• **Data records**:
▬▬▬

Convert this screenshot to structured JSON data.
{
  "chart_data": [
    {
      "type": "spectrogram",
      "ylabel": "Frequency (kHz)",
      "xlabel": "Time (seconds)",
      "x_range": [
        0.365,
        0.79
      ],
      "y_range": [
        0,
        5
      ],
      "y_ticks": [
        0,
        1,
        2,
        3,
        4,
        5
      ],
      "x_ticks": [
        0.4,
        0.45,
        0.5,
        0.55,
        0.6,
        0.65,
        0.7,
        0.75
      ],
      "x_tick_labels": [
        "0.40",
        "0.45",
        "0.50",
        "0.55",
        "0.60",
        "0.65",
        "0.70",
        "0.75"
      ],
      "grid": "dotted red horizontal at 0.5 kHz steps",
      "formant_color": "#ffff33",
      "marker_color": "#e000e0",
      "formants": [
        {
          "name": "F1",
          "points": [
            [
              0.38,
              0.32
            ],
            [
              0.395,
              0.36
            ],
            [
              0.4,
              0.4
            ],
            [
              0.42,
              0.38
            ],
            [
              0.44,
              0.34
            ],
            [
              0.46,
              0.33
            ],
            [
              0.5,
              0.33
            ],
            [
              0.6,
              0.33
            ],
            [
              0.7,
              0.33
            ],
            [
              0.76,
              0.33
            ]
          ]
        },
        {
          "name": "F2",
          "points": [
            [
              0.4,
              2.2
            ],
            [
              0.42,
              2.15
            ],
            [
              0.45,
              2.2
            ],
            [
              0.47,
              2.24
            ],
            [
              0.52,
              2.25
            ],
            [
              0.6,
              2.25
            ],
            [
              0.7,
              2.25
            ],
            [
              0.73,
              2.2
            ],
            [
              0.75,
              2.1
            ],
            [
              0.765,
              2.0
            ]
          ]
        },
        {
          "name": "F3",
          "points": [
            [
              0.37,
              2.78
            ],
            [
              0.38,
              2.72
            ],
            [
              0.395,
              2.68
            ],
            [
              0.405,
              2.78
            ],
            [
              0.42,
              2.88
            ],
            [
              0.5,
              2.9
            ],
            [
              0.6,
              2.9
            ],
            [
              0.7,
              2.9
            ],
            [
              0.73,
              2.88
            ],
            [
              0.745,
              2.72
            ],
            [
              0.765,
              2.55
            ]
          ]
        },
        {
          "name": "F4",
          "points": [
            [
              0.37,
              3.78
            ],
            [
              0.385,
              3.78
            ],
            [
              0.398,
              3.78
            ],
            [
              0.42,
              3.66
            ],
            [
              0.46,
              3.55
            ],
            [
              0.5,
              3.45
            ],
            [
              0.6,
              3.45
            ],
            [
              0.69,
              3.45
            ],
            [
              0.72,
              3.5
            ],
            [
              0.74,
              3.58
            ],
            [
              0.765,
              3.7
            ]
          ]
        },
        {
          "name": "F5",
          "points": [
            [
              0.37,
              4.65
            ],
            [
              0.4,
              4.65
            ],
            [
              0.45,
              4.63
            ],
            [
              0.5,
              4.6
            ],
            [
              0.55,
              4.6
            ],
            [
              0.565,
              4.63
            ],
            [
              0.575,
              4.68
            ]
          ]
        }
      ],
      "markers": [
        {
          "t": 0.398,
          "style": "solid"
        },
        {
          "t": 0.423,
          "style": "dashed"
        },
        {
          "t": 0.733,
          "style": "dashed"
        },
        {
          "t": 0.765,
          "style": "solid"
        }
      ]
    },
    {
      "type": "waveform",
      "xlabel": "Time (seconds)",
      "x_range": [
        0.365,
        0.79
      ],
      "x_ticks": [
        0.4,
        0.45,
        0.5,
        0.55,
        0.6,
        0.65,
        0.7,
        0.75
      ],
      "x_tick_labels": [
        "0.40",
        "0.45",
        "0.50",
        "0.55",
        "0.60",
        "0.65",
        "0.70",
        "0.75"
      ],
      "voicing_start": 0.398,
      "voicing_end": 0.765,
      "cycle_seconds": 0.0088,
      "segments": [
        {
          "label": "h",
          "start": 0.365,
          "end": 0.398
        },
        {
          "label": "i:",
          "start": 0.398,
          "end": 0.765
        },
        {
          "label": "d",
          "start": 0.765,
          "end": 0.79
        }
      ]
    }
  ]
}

▬▬▬

• **Exercise task**: Repeat the whole listing exactly, keeping every line intact.

• **Result for this exercise**:
Convert this screenshot to structured JSON data.
{
  "chart_data": [
    {
      "type": "spectrogram",
      "ylabel": "Frequency (kHz)",
      "xlabel": "Time (seconds)",
      "x_range": [
        0.365,
        0.79
      ],
      "y_range": [
        0,
        5
      ],
      "y_ticks": [
        0,
        1,
        2,
        3,
        4,
        5
      ],
      "x_ticks": [
        0.4,
        0.45,
        0.5,
        0.55,
        0.6,
        0.65,
        0.7,
        0.75
      ],
      "x_tick_labels": [
        "0.40",
        "0.45",
        "0.50",
        "0.55",
        "0.60",
        "0.65",
        "0.70",
        "0.75"
      ],
      "grid": "dotted red horizontal at 0.5 kHz steps",
      "formant_color": "#ffff33",
      "marker_color": "#e000e0",
      "formants": [
        {
          "name": "F1",
          "points": [
            [
              0.38,
              0.32
            ],
            [
              0.395,
              0.36
            ],
            [
              0.4,
              0.4
            ],
            [
              0.42,
              0.38
            ],
            [
              0.44,
              0.34
            ],
            [
              0.46,
              0.33
            ],
            [
              0.5,
              0.33
            ],
            [
              0.6,
              0.33
            ],
            [
              0.7,
              0.33
            ],
            [
              0.76,
              0.33
            ]
          ]
        },
        {
          "name": "F2",
          "points": [
            [
              0.4,
              2.2
            ],
            [
              0.42,
              2.15
            ],
            [
              0.45,
              2.2
            ],
            [
              0.47,
              2.24
            ],
            [
              0.52,
              2.25
            ],
            [
              0.6,
              2.25
            ],
            [
              0.7,
              2.25
            ],
            [
              0.73,
              2.2
            ],
            [
              0.75,
              2.1
            ],
            [
              0.765,
              2.0
            ]
          ]
        },
        {
          "name": "F3",
          "points": [
            [
              0.37,
              2.78
            ],
            [
              0.38,
              2.72
            ],
            [
              0.395,
              2.68
            ],
            [
              0.405,
              2.78
            ],
            [
              0.42,
              2.88
            ],
            [
              0.5,
              2.9
            ],
            [
              0.6,
              2.9
            ],
            [
              0.7,
              2.9
            ],
            [
              0.73,
              2.88
            ],
            [
              0.745,
              2.72
            ],
            [
              0.765,
              2.55
            ]
          ]
        },
        {
          "name": "F4",
          "points": [
            [
              0.37,
              3.78
            ],
            [
              0.385,
              3.78
            ],
            [
              0.398,
              3.78
            ],
            [
              0.42,
              3.66
            ],
            [
              0.46,
              3.55
            ],
            [
              0.5,
              3.45
            ],
            [
              0.6,
              3.45
            ],
            [
              0.69,
              3.45
            ],
            [
              0.72,
              3.5
            ],
            [
              0.74,
              3.58
            ],
            [
              0.765,
              3.7
            ]
          ]
        },
        {
          "name": "F5",
          "points": [
            [
              0.37,
              4.65
            ],
            [
              0.4,
              4.65
            ],
            [
              0.45,
              4.63
            ],
            [
              0.5,
              4.6
            ],
            [
              0.55,
              4.6
            ],
            [
              0.565,
              4.63
            ],
            [
              0.575,
              4.68
            ]
          ]
        }
      ],
      "markers": [
        {
          "t": 0.398,
          "style": "solid"
        },
        {
          "t": 0.423,
          "style": "dashed"
        },
        {
          "t": 0.733,
          "style": "dashed"
        },
        {
          "t": 0.765,
          "style": "solid"
        }
      ]
    },
    {
      "type": "waveform",
      "xlabel": "Time (seconds)",
      "x_range": [
        0.365,
        0.79
      ],
      "x_ticks": [
        0.4,
        0.45,
        0.5,
        0.55,
        0.6,
        0.65,
        0.7,
        0.75
      ],
      "x_tick_labels": [
        "0.40",
        "0.45",
        "0.50",
        "0.55",
        "0.60",
        "0.65",
        "0.70",
        "0.75"
      ],
      "voicing_start": 0.398,
      "voicing_end": 0.765,
      "cycle_seconds": 0.0088,
      "segments": [
        {
          "label": "h",
          "start": 0.365,
          "end": 0.398
        },
        {
          "label": "i:",
          "start": 0.398,
          "end": 0.765
        },
        {
          "label": "d",
          "start": 0.765,
          "end": 0.79
        }
      ]
    }
  ]
}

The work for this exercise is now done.